■ WHAT YOU WILL DO
Using the records that follow, copy every line containing the word "hebdomadaires".

(Records excerpted from a collection)
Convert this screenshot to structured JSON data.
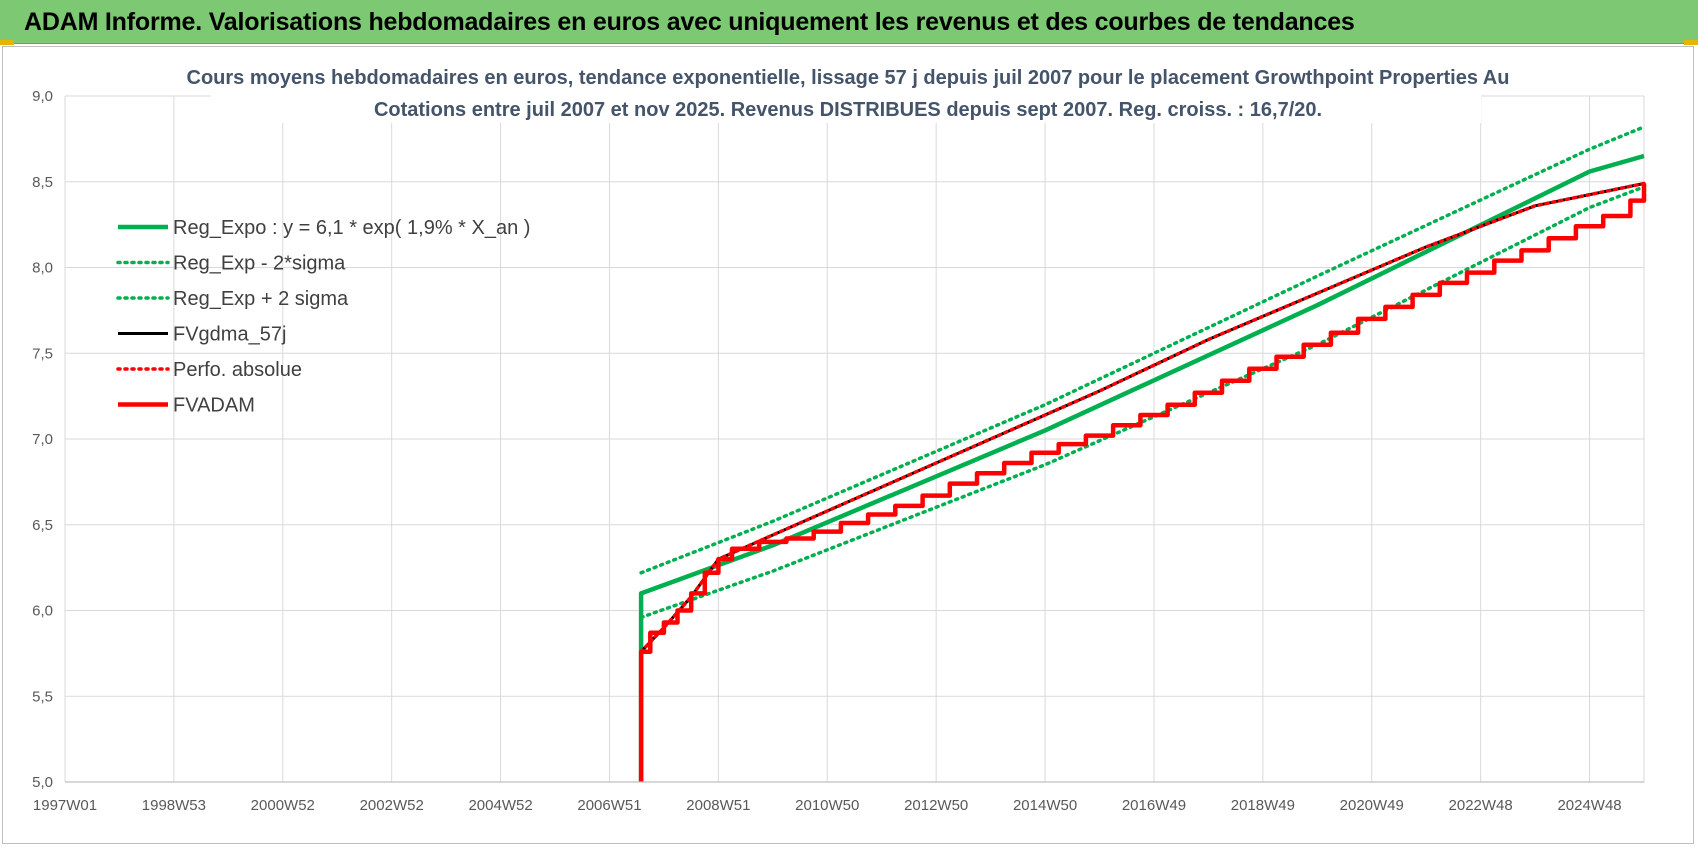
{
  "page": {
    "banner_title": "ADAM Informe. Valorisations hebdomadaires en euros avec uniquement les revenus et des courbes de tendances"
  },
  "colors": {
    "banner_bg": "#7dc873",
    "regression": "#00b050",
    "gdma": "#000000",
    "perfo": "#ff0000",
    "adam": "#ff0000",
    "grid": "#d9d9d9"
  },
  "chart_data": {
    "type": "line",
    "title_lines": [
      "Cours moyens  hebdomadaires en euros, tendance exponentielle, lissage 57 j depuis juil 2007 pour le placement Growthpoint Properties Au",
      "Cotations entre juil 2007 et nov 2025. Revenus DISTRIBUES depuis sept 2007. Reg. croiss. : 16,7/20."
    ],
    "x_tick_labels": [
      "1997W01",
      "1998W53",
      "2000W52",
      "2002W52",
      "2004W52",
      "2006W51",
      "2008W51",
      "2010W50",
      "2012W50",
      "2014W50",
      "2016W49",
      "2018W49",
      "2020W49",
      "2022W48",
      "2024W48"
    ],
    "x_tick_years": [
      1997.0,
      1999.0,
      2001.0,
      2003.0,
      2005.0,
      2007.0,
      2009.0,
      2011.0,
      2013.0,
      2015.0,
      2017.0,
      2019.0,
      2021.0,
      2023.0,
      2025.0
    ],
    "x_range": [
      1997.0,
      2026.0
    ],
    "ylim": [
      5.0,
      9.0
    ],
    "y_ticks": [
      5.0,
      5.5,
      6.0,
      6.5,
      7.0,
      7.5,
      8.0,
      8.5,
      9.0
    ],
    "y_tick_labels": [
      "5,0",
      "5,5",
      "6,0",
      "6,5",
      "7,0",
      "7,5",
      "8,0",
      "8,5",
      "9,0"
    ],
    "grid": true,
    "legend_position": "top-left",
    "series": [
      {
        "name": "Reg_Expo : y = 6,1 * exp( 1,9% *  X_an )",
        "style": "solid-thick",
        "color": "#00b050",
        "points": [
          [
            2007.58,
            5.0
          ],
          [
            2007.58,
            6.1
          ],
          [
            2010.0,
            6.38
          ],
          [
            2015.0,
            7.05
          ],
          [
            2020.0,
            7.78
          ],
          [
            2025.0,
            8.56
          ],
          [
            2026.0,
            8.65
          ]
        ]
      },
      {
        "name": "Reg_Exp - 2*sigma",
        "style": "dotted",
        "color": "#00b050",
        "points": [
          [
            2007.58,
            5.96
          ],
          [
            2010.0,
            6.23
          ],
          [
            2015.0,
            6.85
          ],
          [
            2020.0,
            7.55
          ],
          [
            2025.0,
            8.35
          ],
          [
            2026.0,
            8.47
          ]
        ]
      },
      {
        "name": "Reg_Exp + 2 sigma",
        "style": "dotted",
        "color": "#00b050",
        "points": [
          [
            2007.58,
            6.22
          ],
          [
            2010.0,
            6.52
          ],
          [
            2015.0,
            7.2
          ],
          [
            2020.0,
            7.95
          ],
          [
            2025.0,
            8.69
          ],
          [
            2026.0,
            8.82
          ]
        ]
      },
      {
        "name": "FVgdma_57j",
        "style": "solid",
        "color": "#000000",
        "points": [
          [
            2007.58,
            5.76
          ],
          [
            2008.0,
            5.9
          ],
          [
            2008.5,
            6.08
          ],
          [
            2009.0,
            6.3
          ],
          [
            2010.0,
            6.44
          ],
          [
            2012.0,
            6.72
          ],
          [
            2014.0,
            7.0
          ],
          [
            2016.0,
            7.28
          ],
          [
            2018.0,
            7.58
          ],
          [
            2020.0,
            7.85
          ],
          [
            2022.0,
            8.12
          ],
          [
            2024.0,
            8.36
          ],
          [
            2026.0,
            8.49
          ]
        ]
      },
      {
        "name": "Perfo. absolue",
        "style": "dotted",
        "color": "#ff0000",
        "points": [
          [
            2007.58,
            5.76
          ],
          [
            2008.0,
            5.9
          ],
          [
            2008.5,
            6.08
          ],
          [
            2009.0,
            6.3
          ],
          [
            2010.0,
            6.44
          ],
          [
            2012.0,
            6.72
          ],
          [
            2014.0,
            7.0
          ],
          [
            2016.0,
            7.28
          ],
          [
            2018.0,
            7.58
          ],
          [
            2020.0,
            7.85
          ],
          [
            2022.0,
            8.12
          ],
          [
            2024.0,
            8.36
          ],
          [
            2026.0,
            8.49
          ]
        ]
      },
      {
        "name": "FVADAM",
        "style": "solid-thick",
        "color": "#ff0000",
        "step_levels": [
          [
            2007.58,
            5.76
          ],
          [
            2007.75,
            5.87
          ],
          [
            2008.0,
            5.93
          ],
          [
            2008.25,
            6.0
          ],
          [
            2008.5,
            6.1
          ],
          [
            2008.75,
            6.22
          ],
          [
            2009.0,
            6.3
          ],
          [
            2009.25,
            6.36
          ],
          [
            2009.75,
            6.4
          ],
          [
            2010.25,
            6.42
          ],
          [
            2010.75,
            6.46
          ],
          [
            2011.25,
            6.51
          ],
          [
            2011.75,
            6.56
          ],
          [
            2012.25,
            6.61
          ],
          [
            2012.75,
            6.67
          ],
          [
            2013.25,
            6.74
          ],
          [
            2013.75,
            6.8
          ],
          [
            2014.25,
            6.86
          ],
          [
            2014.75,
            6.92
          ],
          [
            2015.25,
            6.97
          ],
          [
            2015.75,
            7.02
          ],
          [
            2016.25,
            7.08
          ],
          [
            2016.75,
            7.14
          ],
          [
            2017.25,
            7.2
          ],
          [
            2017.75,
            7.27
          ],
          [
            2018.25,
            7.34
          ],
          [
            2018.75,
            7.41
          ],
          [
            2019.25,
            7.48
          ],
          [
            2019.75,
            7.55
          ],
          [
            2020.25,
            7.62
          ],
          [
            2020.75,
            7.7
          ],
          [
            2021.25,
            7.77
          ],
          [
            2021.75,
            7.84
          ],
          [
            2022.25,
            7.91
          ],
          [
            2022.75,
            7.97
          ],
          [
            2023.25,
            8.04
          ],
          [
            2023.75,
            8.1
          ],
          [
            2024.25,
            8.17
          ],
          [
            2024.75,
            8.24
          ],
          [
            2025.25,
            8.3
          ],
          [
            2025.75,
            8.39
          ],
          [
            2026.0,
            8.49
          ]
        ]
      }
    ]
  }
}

■ ANSWER TO THIS TASK
    "banner_title": "ADAM Informe. Valorisations hebdomadaires en euros avec uniquement les revenus et des courbes de tendances"
      "Cours moyens  hebdomadaires en euros, tendance exponentielle, lissage 57 j depuis juil 2007 pour le placement Growthpoint Properties Au",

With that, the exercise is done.